DO THIS:
Please transcribe the data below exactly. Leave the pictures out.

###

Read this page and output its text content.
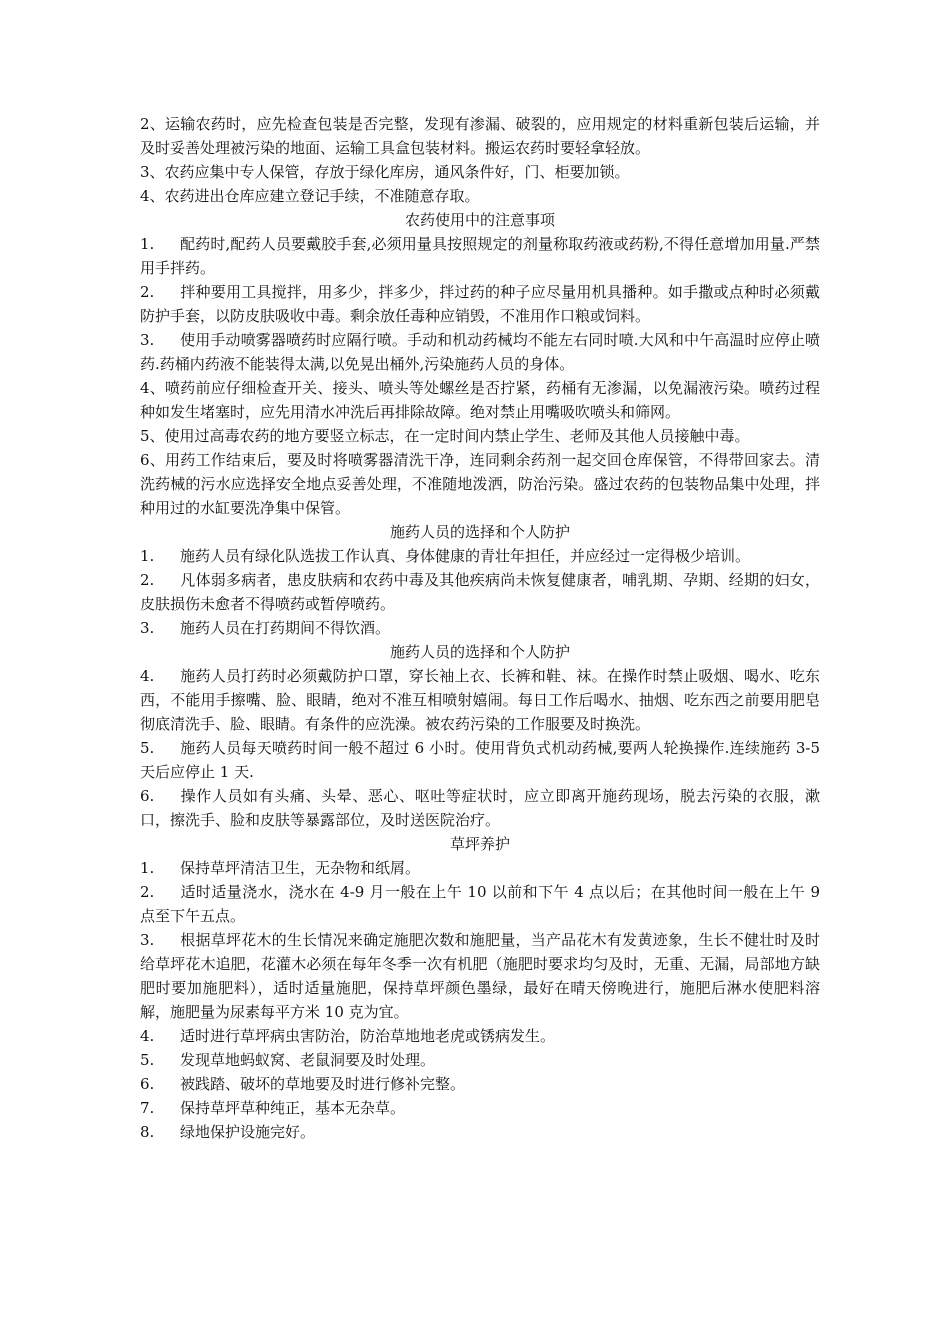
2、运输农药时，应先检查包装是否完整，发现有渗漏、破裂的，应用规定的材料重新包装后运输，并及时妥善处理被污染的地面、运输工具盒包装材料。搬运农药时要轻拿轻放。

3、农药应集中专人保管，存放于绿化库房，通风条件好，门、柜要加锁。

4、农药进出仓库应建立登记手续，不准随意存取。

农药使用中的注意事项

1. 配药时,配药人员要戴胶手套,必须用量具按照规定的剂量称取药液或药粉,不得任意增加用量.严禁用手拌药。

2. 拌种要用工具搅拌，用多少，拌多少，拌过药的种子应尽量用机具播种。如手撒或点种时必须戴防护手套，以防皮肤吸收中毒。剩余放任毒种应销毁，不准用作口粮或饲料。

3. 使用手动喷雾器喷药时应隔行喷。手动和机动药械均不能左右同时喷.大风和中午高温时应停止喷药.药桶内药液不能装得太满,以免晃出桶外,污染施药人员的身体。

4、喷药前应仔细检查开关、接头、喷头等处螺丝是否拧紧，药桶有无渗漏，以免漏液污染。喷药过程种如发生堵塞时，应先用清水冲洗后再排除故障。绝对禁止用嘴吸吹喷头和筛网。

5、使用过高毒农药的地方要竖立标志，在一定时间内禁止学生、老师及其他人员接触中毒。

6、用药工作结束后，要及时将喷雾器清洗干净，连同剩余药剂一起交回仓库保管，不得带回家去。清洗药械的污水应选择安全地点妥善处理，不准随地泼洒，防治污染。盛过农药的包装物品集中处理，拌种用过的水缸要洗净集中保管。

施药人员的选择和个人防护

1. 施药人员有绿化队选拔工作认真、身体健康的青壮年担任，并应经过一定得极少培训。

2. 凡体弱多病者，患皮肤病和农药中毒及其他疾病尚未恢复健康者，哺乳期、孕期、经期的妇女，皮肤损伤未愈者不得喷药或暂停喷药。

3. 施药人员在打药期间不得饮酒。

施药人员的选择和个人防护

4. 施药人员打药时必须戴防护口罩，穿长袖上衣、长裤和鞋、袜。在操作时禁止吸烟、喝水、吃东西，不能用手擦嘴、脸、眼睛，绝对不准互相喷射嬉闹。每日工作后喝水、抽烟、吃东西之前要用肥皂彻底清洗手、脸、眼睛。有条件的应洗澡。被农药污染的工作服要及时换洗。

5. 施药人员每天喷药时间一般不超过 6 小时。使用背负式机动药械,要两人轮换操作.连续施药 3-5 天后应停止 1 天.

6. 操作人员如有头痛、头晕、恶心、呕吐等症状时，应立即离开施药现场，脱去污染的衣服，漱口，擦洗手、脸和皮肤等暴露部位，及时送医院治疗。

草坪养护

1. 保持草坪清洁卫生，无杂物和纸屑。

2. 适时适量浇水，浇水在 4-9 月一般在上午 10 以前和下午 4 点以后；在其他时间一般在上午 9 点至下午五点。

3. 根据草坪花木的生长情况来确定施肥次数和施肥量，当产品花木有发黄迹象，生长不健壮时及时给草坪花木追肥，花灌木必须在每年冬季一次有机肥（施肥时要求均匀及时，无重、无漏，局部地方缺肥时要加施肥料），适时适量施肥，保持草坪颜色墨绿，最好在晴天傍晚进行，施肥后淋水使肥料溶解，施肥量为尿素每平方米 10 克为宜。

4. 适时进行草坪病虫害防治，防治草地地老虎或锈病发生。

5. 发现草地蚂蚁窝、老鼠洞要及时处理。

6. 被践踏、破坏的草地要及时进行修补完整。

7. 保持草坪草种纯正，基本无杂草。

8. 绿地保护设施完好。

###

ANSWER TO THE PROBLEM:
Read this page and output its text content.
2、运输农药时，应先检查包装是否完整，发现有渗漏、破裂的，应用规定的材料重新包装后运输，并及时妥善处理被污染的地面、运输工具盒包装材料。搬运农药时要轻拿轻放。

3、农药应集中专人保管，存放于绿化库房，通风条件好，门、柜要加锁。

4、农药进出仓库应建立登记手续，不准随意存取。

农药使用中的注意事项

1. 配药时,配药人员要戴胶手套,必须用量具按照规定的剂量称取药液或药粉,不得任意增加用量.严禁用手拌药。

2. 拌种要用工具搅拌，用多少，拌多少，拌过药的种子应尽量用机具播种。如手撒或点种时必须戴防护手套，以防皮肤吸收中毒。剩余放任毒种应销毁，不准用作口粮或饲料。

3. 使用手动喷雾器喷药时应隔行喷。手动和机动药械均不能左右同时喷.大风和中午高温时应停止喷药.药桶内药液不能装得太满,以免晃出桶外,污染施药人员的身体。

4、喷药前应仔细检查开关、接头、喷头等处螺丝是否拧紧，药桶有无渗漏，以免漏液污染。喷药过程种如发生堵塞时，应先用清水冲洗后再排除故障。绝对禁止用嘴吸吹喷头和筛网。

5、使用过高毒农药的地方要竖立标志，在一定时间内禁止学生、老师及其他人员接触中毒。

6、用药工作结束后，要及时将喷雾器清洗干净，连同剩余药剂一起交回仓库保管，不得带回家去。清洗药械的污水应选择安全地点妥善处理，不准随地泼洒，防治污染。盛过农药的包装物品集中处理，拌种用过的水缸要洗净集中保管。

施药人员的选择和个人防护

1. 施药人员有绿化队选拔工作认真、身体健康的青壮年担任，并应经过一定得极少培训。

2. 凡体弱多病者，患皮肤病和农药中毒及其他疾病尚未恢复健康者，哺乳期、孕期、经期的妇女，皮肤损伤未愈者不得喷药或暂停喷药。

3. 施药人员在打药期间不得饮酒。

施药人员的选择和个人防护

4. 施药人员打药时必须戴防护口罩，穿长袖上衣、长裤和鞋、袜。在操作时禁止吸烟、喝水、吃东西，不能用手擦嘴、脸、眼睛，绝对不准互相喷射嬉闹。每日工作后喝水、抽烟、吃东西之前要用肥皂彻底清洗手、脸、眼睛。有条件的应洗澡。被农药污染的工作服要及时换洗。

5. 施药人员每天喷药时间一般不超过 6 小时。使用背负式机动药械,要两人轮换操作.连续施药 3-5 天后应停止 1 天.

6. 操作人员如有头痛、头晕、恶心、呕吐等症状时，应立即离开施药现场，脱去污染的衣服，漱口，擦洗手、脸和皮肤等暴露部位，及时送医院治疗。

草坪养护

1. 保持草坪清洁卫生，无杂物和纸屑。

2. 适时适量浇水，浇水在 4-9 月一般在上午 10 以前和下午 4 点以后；在其他时间一般在上午 9 点至下午五点。

3. 根据草坪花木的生长情况来确定施肥次数和施肥量，当产品花木有发黄迹象，生长不健壮时及时给草坪花木追肥，花灌木必须在每年冬季一次有机肥（施肥时要求均匀及时，无重、无漏，局部地方缺肥时要加施肥料），适时适量施肥，保持草坪颜色墨绿，最好在晴天傍晚进行，施肥后淋水使肥料溶解，施肥量为尿素每平方米 10 克为宜。

4. 适时进行草坪病虫害防治，防治草地地老虎或锈病发生。

5. 发现草地蚂蚁窝、老鼠洞要及时处理。

6. 被践踏、破坏的草地要及时进行修补完整。

7. 保持草坪草种纯正，基本无杂草。

8. 绿地保护设施完好。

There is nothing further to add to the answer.